TASK BRIEF. Reproduce each line bearing the word "バーチャル".

DATA FOR PROCESSING.
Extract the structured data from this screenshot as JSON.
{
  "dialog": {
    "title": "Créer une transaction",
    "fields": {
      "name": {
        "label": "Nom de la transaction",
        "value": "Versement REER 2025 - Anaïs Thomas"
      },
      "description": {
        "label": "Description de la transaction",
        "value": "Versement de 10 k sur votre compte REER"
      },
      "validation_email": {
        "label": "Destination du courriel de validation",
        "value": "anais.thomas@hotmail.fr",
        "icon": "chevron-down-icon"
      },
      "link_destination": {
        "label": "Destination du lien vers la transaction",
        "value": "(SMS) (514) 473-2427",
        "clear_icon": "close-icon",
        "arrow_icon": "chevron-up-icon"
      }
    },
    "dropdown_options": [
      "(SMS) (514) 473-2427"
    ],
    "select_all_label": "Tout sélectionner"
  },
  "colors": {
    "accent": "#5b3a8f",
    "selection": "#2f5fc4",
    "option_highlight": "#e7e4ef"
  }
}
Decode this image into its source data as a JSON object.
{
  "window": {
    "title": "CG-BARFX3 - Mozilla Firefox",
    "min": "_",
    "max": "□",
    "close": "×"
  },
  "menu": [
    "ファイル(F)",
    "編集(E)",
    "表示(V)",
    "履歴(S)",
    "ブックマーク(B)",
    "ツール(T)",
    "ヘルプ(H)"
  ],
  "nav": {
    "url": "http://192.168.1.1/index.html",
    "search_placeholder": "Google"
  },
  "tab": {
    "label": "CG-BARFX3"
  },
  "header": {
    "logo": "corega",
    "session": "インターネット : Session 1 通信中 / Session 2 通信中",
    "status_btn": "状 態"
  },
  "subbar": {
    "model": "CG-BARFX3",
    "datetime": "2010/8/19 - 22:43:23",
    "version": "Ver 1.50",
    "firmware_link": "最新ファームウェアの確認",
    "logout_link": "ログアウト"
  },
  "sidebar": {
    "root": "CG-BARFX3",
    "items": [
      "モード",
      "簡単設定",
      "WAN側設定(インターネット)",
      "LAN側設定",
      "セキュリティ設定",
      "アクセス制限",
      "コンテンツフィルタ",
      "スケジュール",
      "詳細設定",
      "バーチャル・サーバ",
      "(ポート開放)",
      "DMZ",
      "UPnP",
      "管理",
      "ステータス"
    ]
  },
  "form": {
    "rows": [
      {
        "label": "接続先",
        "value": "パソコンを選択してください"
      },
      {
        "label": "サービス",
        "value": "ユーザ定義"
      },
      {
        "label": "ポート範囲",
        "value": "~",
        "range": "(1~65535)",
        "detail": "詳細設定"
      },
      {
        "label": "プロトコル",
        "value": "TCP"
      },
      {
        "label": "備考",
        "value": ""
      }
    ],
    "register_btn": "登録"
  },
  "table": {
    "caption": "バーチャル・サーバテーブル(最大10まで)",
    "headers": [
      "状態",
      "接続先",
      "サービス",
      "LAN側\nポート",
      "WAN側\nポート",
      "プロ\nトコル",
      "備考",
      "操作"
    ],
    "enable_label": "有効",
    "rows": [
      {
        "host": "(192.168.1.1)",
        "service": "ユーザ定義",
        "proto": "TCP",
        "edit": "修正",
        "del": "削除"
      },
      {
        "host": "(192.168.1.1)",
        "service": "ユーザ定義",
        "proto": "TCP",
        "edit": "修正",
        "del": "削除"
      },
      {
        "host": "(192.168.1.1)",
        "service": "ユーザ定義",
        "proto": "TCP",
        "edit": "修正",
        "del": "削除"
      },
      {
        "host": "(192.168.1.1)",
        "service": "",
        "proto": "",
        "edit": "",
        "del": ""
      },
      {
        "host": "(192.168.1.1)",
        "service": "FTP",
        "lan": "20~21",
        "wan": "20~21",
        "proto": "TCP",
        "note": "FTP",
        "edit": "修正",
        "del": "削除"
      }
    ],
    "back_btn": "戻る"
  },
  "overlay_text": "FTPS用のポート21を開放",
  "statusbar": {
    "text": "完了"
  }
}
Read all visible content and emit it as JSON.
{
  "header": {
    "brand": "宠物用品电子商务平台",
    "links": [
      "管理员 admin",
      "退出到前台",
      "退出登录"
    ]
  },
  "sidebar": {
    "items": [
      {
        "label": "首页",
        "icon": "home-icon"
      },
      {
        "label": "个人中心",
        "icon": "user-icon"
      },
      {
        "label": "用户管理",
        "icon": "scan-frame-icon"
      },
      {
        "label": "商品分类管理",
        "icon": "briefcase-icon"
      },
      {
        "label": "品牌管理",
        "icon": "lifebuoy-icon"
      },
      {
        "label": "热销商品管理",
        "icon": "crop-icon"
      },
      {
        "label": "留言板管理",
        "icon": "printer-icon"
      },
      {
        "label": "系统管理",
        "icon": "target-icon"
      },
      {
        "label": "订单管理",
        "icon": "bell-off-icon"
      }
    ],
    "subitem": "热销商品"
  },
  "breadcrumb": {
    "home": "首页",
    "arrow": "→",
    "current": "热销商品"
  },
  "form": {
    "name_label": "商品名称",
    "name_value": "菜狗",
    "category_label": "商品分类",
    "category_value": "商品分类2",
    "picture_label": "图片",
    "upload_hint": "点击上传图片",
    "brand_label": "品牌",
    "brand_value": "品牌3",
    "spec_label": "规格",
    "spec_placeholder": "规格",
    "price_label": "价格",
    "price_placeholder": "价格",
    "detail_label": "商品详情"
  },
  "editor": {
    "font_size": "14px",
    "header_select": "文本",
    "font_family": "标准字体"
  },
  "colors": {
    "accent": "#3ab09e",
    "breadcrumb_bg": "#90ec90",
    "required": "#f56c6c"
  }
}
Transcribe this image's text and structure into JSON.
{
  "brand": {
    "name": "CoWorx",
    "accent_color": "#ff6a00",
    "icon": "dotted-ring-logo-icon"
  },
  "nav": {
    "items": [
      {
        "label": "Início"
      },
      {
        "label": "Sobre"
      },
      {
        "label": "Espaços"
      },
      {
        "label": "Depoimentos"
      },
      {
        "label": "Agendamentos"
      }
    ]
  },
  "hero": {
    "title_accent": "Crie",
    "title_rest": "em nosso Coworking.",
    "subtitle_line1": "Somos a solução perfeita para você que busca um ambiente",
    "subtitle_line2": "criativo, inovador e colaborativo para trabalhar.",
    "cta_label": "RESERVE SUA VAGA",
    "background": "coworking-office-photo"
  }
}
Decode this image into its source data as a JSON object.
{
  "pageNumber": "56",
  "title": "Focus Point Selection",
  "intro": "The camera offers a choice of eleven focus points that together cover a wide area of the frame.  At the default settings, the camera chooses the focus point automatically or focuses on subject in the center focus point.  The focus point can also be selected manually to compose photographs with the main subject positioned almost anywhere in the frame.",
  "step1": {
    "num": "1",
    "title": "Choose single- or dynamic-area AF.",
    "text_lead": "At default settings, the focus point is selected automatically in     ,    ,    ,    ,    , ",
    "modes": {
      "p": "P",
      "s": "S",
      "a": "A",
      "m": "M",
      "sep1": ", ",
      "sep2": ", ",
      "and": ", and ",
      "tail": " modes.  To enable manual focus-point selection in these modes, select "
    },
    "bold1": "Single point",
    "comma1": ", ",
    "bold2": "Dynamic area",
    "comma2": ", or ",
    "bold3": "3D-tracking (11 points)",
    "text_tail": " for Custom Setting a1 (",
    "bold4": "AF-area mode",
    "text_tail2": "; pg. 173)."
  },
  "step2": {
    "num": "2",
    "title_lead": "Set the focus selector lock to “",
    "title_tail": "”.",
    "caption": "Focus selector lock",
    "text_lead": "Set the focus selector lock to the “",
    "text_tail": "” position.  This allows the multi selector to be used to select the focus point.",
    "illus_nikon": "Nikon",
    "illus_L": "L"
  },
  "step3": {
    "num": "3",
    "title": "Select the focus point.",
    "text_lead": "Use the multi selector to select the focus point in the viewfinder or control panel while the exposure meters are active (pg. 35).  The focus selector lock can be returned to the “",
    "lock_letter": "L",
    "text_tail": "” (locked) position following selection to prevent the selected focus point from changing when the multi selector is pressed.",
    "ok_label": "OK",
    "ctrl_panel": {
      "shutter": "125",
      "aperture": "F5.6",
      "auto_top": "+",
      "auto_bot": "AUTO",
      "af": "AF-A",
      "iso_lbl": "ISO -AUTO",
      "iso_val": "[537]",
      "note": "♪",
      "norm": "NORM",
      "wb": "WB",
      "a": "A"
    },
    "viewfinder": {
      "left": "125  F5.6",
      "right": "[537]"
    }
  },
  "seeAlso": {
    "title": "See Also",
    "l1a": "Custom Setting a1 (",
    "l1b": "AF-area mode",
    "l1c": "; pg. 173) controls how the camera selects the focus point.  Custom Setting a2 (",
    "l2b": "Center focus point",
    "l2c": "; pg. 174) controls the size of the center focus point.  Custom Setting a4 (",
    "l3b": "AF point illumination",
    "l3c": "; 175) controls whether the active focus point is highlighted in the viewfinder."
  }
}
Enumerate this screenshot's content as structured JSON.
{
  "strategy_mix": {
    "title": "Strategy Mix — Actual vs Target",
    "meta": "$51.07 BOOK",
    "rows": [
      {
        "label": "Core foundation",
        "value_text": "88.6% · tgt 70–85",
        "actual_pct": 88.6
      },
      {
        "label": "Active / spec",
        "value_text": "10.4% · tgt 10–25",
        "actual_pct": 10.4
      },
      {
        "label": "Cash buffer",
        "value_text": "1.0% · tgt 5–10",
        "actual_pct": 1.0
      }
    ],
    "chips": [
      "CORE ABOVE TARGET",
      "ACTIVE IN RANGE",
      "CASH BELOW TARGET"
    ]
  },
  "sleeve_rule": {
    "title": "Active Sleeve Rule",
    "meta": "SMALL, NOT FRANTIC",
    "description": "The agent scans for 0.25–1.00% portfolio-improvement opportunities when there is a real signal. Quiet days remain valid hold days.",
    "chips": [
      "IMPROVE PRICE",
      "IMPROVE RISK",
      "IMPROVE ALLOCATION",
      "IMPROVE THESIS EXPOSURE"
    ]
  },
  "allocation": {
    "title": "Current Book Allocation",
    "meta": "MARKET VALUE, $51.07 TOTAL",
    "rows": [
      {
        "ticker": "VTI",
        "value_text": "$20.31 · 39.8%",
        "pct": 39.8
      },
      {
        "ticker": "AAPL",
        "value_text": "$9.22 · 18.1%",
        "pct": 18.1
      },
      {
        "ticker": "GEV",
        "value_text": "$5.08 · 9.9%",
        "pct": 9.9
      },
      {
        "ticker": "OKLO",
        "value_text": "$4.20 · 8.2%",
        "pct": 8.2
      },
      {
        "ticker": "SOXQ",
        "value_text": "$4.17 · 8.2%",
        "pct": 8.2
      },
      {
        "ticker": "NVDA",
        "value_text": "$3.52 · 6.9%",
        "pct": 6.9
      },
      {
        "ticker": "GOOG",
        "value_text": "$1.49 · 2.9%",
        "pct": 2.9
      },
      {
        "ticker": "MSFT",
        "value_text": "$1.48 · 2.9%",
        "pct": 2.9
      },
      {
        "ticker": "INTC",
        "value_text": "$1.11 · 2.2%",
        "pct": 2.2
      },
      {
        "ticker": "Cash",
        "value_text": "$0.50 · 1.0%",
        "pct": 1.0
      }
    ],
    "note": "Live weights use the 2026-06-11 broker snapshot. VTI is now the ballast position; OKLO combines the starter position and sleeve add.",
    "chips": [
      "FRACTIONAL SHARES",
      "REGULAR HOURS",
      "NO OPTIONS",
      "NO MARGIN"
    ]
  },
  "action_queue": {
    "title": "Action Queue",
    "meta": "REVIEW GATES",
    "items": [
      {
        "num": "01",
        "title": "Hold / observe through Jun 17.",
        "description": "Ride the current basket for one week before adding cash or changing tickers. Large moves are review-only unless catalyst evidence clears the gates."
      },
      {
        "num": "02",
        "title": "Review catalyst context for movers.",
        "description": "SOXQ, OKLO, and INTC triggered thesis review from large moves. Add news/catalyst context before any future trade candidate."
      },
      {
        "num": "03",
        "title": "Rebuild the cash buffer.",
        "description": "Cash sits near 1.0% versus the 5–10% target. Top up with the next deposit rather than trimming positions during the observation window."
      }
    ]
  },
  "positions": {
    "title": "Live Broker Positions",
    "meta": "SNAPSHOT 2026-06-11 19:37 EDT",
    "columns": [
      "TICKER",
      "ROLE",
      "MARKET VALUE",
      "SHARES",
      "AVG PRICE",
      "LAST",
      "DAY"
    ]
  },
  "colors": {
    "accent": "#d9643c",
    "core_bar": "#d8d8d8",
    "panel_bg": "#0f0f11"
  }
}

RESPONSE TO THE TASK.
      "バーチャル・サーバ",
    "caption": "バーチャル・サーバテーブル(最大10まで)",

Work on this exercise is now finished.